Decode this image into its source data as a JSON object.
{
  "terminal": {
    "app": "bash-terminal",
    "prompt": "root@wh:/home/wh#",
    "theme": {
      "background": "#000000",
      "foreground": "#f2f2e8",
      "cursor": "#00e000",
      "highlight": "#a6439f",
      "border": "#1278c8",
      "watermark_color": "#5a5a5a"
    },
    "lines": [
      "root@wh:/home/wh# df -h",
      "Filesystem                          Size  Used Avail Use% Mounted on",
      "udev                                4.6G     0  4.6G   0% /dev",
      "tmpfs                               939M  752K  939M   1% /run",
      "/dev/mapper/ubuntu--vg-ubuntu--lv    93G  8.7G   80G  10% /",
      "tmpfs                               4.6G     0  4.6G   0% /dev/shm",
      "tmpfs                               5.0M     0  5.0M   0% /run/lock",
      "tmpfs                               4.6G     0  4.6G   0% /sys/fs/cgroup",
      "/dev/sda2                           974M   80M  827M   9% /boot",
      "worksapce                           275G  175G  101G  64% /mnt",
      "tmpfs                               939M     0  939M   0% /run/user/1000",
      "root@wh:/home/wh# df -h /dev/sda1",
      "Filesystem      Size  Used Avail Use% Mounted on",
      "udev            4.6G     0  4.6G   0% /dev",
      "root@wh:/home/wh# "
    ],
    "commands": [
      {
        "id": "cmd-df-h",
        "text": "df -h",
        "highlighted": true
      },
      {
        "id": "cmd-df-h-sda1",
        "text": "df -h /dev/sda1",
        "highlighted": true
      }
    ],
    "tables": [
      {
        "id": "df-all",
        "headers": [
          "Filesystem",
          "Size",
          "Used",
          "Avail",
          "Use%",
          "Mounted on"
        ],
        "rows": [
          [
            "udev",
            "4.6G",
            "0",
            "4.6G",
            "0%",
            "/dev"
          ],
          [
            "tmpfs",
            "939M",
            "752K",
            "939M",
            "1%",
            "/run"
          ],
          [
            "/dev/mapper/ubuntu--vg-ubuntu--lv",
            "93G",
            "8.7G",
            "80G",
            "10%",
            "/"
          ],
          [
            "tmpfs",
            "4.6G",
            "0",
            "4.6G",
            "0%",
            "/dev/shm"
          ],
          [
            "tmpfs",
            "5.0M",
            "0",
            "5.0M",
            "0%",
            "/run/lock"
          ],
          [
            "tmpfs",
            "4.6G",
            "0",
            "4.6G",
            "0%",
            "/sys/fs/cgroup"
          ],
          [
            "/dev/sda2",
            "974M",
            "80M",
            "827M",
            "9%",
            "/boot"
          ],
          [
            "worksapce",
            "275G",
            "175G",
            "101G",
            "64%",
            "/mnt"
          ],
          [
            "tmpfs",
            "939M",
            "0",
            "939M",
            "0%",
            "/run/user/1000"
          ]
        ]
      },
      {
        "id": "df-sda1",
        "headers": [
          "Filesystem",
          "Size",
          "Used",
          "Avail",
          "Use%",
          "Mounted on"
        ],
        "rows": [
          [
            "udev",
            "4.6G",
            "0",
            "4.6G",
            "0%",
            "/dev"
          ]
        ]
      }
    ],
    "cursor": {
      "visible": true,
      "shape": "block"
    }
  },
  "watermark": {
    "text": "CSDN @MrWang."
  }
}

GIVEN EXERCISE: Repeat the data precisely, reproducing every entry.

REPLY:
Decode this image into its source data as a JSON object.
{
  "terminal": {
    "app": "bash-terminal",
    "prompt": "root@wh:/home/wh#",
    "theme": {
      "background": "#000000",
      "foreground": "#f2f2e8",
      "cursor": "#00e000",
      "highlight": "#a6439f",
      "border": "#1278c8",
      "watermark_color": "#5a5a5a"
    },
    "lines": [
      "root@wh:/home/wh# df -h",
      "Filesystem                          Size  Used Avail Use% Mounted on",
      "udev                                4.6G     0  4.6G   0% /dev",
      "tmpfs                               939M  752K  939M   1% /run",
      "/dev/mapper/ubuntu--vg-ubuntu--lv    93G  8.7G   80G  10% /",
      "tmpfs                               4.6G     0  4.6G   0% /dev/shm",
      "tmpfs                               5.0M     0  5.0M   0% /run/lock",
      "tmpfs                               4.6G     0  4.6G   0% /sys/fs/cgroup",
      "/dev/sda2                           974M   80M  827M   9% /boot",
      "worksapce                           275G  175G  101G  64% /mnt",
      "tmpfs                               939M     0  939M   0% /run/user/1000",
      "root@wh:/home/wh# df -h /dev/sda1",
      "Filesystem      Size  Used Avail Use% Mounted on",
      "udev            4.6G     0  4.6G   0% /dev",
      "root@wh:/home/wh# "
    ],
    "commands": [
      {
        "id": "cmd-df-h",
        "text": "df -h",
        "highlighted": true
      },
      {
        "id": "cmd-df-h-sda1",
        "text": "df -h /dev/sda1",
        "highlighted": true
      }
    ],
    "tables": [
      {
        "id": "df-all",
        "headers": [
          "Filesystem",
          "Size",
          "Used",
          "Avail",
          "Use%",
          "Mounted on"
        ],
        "rows": [
          [
            "udev",
            "4.6G",
            "0",
            "4.6G",
            "0%",
            "/dev"
          ],
          [
            "tmpfs",
            "939M",
            "752K",
            "939M",
            "1%",
            "/run"
          ],
          [
            "/dev/mapper/ubuntu--vg-ubuntu--lv",
            "93G",
            "8.7G",
            "80G",
            "10%",
            "/"
          ],
          [
            "tmpfs",
            "4.6G",
            "0",
            "4.6G",
            "0%",
            "/dev/shm"
          ],
          [
            "tmpfs",
            "5.0M",
            "0",
            "5.0M",
            "0%",
            "/run/lock"
          ],
          [
            "tmpfs",
            "4.6G",
            "0",
            "4.6G",
            "0%",
            "/sys/fs/cgroup"
          ],
          [
            "/dev/sda2",
            "974M",
            "80M",
            "827M",
            "9%",
            "/boot"
          ],
          [
            "worksapce",
            "275G",
            "175G",
            "101G",
            "64%",
            "/mnt"
          ],
          [
            "tmpfs",
            "939M",
            "0",
            "939M",
            "0%",
            "/run/user/1000"
          ]
        ]
      },
      {
        "id": "df-sda1",
        "headers": [
          "Filesystem",
          "Size",
          "Used",
          "Avail",
          "Use%",
          "Mounted on"
        ],
        "rows": [
          [
            "udev",
            "4.6G",
            "0",
            "4.6G",
            "0%",
            "/dev"
          ]
        ]
      }
    ],
    "cursor": {
      "visible": true,
      "shape": "block"
    }
  },
  "watermark": {
    "text": "CSDN @MrWang."
  }
}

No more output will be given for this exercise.